▶ [What to do] Check each line of the entries below for the string "SRMTID"; copy every line where it appears.

▶ [Data listing]
++++++

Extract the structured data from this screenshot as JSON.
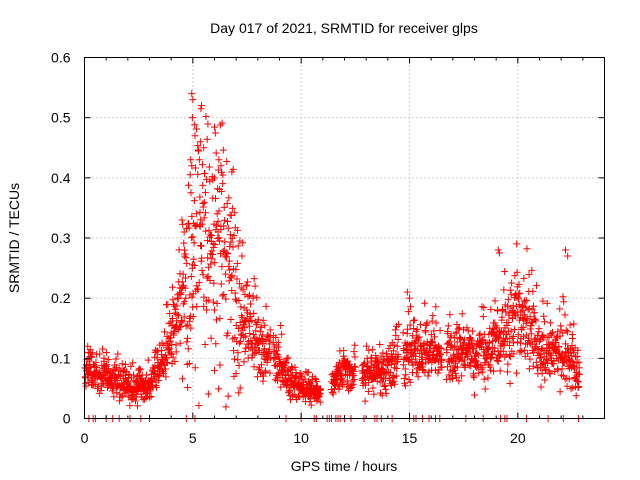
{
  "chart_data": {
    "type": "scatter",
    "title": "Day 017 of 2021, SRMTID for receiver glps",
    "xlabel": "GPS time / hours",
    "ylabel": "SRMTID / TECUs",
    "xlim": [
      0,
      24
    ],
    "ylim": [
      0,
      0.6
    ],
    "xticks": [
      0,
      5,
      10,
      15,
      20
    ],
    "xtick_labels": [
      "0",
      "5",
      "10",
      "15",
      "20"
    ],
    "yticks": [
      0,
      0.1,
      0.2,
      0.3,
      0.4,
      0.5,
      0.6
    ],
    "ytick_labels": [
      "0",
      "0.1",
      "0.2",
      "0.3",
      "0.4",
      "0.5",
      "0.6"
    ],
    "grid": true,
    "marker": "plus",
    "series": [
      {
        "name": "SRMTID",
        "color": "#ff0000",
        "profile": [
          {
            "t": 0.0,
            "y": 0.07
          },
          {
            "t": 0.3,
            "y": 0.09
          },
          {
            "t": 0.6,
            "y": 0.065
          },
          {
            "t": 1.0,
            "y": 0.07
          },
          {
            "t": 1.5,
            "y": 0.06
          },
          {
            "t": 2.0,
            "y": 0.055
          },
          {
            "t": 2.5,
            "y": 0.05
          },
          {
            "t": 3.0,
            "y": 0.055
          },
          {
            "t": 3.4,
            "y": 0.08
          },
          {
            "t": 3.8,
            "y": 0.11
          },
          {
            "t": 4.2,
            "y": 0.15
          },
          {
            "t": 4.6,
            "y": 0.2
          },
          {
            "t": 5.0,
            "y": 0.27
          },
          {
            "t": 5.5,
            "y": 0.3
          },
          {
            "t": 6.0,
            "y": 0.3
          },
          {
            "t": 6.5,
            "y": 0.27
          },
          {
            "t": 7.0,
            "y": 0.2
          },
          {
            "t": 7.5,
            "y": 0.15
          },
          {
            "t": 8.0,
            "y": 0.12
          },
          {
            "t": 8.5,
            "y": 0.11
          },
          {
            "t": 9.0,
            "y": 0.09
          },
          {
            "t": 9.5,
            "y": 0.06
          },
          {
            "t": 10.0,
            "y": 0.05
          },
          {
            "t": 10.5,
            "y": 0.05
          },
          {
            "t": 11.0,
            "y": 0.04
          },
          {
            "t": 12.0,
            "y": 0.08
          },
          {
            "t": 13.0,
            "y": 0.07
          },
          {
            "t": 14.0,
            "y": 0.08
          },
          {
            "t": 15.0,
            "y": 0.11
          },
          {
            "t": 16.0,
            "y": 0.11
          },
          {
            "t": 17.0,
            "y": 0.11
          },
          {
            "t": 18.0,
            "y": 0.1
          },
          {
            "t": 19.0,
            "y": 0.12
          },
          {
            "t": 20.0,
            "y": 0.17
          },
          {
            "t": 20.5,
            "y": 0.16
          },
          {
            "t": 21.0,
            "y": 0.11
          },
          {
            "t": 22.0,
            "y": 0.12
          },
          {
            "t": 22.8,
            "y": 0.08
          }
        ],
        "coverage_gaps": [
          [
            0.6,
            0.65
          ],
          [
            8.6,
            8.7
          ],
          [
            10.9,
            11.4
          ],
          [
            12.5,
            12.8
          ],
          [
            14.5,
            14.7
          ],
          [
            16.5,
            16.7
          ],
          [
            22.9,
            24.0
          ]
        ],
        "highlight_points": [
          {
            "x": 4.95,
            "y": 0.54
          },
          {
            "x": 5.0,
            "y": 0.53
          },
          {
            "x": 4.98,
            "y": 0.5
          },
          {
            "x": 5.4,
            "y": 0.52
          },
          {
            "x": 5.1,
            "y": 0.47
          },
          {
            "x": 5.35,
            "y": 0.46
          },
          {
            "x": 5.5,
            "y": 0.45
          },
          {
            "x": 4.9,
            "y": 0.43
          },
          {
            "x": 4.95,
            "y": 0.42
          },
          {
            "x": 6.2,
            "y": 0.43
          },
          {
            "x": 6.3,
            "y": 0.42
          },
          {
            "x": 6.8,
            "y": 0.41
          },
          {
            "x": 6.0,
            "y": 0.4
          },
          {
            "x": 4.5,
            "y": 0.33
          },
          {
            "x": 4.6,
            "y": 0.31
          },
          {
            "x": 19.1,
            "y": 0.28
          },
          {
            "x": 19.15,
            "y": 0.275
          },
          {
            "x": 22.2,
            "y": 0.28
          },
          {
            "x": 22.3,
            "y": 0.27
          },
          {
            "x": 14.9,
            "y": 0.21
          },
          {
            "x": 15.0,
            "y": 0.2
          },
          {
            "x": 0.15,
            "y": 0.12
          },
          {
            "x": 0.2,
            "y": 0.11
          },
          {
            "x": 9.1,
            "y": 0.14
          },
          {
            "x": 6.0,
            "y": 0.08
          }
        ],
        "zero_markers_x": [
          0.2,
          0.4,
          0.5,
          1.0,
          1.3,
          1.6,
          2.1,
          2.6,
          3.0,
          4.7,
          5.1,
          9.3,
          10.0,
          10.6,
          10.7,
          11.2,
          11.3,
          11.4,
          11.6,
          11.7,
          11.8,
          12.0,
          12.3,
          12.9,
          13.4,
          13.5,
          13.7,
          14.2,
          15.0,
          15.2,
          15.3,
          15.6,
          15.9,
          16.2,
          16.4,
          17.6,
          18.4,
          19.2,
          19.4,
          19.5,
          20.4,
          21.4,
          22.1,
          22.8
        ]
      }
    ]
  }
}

++++++

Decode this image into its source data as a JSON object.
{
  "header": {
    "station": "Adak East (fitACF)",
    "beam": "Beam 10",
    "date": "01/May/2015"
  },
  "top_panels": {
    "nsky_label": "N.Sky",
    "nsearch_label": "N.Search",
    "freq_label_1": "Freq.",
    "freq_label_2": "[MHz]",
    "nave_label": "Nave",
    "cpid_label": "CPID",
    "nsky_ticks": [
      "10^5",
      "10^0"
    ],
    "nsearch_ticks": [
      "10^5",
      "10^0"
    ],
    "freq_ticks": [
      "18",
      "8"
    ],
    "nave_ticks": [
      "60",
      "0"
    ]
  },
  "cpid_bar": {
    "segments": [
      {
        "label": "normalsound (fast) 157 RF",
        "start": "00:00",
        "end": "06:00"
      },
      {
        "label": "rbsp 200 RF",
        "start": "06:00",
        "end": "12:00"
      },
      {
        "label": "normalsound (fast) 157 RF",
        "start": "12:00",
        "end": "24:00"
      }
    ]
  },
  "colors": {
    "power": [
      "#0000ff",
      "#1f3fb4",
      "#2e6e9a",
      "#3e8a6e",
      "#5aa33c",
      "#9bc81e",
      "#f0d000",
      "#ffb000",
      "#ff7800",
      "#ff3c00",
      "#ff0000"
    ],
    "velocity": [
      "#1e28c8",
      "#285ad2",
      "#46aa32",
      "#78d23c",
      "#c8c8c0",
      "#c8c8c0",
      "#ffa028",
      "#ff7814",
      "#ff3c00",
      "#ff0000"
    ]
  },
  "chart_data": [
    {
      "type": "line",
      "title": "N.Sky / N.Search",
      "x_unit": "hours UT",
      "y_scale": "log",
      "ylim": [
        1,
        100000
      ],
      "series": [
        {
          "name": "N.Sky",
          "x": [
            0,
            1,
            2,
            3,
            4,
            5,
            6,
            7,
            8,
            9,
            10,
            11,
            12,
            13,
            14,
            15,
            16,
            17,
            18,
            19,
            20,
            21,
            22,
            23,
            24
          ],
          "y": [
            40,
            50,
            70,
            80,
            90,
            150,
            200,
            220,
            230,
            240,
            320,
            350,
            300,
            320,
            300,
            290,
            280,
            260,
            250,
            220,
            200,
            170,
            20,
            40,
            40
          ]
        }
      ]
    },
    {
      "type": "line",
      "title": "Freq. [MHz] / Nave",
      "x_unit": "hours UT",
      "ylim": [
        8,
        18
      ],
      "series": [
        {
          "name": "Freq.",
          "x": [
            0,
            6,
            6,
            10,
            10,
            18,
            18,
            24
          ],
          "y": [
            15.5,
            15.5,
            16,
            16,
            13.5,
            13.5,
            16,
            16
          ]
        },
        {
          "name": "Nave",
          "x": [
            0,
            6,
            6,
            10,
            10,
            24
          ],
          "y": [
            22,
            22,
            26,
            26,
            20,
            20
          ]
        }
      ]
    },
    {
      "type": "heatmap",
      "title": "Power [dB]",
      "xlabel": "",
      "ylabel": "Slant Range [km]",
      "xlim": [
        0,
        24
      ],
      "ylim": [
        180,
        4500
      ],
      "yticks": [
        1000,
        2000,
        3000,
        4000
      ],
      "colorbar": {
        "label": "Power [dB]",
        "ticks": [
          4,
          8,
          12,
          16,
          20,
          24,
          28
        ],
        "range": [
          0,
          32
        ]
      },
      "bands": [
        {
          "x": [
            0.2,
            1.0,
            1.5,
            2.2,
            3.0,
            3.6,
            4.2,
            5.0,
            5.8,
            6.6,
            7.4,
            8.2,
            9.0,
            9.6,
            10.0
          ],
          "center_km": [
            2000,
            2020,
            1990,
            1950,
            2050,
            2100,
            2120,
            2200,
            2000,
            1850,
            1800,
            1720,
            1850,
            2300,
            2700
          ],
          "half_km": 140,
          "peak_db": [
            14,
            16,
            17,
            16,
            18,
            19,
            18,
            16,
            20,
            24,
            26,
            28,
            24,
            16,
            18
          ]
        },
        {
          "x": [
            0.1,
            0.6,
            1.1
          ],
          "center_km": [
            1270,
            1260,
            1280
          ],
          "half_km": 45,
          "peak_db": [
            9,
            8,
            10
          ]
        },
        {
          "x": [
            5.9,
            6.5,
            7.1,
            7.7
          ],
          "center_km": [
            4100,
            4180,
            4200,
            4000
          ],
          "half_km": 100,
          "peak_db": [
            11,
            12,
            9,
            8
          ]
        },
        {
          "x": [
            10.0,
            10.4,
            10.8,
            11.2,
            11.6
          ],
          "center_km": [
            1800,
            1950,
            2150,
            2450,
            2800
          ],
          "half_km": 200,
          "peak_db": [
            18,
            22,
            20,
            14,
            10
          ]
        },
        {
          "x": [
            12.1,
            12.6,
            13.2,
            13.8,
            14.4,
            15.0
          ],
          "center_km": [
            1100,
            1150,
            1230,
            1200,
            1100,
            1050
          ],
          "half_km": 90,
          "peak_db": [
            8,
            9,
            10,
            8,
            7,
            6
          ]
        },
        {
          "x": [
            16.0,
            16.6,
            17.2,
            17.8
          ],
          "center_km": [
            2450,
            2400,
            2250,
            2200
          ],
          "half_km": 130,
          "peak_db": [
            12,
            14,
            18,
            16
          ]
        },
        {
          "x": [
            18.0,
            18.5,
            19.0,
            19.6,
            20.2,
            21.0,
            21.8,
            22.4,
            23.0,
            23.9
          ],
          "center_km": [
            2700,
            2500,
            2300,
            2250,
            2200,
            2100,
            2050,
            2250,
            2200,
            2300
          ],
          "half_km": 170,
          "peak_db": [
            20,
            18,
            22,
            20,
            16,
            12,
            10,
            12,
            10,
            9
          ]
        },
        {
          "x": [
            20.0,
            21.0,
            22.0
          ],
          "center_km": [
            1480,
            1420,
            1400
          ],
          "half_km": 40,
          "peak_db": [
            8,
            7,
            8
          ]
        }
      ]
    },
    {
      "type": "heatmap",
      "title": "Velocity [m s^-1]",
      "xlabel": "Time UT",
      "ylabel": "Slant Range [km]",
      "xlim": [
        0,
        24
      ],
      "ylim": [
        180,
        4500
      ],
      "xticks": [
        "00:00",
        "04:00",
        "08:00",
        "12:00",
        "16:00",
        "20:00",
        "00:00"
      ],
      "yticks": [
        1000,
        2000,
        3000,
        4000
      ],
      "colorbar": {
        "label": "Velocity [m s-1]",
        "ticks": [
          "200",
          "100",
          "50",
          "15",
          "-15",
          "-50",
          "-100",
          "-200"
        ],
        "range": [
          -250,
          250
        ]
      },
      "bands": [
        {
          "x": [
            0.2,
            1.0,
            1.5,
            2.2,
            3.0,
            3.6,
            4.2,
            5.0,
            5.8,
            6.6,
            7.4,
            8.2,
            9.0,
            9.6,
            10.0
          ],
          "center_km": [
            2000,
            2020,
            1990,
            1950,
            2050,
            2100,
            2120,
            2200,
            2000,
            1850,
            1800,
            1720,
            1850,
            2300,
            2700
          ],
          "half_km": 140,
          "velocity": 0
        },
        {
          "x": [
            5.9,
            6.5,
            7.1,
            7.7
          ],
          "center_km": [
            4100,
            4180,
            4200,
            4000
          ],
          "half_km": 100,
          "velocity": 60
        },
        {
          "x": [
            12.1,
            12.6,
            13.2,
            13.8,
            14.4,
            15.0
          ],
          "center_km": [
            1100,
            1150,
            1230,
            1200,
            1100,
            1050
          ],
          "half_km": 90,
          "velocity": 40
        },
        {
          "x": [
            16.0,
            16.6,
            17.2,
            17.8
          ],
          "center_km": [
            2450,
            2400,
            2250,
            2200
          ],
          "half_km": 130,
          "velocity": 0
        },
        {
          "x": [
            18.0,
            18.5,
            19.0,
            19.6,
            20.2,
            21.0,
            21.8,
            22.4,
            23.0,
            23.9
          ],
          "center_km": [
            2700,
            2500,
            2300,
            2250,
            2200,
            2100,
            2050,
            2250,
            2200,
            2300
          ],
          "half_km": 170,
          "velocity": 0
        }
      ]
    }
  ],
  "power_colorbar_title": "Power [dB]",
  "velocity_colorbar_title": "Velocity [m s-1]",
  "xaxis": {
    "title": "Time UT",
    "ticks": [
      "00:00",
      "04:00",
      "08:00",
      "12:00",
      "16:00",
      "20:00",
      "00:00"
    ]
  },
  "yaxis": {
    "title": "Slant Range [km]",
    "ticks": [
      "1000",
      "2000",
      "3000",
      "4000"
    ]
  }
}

++++++

▶ [Written solution]
    "title": "Day 017 of 2021, SRMTID for receiver glps",
    "ylabel": "SRMTID / TECUs",
        "name": "SRMTID",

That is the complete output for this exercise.